• [Data for this task]
▼
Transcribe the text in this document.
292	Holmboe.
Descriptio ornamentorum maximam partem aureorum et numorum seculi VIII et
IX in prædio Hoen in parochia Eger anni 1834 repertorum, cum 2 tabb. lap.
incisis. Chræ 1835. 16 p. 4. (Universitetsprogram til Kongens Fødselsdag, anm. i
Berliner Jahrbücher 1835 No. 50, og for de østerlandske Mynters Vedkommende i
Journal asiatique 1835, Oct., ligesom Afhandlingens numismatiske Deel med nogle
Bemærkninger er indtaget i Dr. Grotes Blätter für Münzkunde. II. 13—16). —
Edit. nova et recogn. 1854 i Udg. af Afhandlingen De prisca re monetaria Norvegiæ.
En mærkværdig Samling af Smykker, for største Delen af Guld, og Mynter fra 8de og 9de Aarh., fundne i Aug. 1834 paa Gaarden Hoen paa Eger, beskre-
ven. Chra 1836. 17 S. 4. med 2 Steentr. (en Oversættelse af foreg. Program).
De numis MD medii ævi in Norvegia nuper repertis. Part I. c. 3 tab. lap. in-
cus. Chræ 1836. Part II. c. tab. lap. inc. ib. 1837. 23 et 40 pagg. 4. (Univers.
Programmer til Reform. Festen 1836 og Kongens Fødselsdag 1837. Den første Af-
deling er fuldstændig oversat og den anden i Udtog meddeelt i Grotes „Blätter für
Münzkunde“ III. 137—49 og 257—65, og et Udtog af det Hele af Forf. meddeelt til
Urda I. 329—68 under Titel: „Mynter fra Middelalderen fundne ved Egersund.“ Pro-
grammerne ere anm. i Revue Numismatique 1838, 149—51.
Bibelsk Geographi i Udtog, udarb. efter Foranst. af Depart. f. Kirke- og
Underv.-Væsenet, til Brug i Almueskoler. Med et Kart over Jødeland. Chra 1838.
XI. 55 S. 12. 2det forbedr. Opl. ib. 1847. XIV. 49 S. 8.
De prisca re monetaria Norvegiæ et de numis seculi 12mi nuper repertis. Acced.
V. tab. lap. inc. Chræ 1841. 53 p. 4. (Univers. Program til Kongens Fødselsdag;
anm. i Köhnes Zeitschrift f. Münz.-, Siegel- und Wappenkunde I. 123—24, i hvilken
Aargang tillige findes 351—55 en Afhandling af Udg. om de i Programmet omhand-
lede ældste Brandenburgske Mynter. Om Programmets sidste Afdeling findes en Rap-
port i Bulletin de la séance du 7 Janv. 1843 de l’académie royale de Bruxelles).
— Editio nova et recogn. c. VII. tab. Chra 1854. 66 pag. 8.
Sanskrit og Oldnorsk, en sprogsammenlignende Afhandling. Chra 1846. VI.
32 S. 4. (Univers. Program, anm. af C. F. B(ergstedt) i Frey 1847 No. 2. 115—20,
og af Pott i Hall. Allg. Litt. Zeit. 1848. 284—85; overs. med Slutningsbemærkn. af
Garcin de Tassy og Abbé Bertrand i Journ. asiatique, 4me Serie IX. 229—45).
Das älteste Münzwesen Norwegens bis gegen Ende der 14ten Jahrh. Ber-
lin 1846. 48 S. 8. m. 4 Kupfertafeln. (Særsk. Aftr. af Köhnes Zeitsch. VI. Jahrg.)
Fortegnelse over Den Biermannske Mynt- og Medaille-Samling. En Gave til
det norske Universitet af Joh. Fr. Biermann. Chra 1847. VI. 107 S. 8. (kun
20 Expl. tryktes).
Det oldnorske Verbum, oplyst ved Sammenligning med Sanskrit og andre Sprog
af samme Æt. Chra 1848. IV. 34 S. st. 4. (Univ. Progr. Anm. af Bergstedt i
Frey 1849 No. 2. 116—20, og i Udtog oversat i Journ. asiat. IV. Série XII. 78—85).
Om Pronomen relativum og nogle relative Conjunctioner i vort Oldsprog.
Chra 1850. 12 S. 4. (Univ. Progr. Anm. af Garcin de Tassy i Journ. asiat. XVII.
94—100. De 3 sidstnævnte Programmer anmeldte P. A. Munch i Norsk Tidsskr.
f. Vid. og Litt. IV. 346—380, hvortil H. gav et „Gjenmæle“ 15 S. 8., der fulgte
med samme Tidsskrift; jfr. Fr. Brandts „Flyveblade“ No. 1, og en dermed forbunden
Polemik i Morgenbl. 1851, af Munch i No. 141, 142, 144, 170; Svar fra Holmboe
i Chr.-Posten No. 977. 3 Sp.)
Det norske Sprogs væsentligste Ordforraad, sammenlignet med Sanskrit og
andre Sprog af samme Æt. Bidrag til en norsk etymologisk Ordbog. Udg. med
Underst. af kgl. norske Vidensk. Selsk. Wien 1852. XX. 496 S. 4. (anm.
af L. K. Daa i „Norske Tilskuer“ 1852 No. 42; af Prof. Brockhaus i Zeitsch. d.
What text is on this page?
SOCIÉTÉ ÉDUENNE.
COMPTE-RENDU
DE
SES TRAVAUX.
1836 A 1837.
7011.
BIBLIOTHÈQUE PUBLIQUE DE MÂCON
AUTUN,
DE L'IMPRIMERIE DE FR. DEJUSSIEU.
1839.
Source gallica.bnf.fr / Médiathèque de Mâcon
▲
• [The exercise]
Show every line from the entries above in which "Samling" appears.

• [Exercise answer]
En mærkværdig Samling af Smykker, for største Delen af Guld, og Mynter fra 8de og 9de Aarh., fundne i Aug. 1834 paa Gaarden Hoen paa Eger, beskre-
Fortegnelse over Den Biermannske Mynt- og Medaille-Samling. En Gave til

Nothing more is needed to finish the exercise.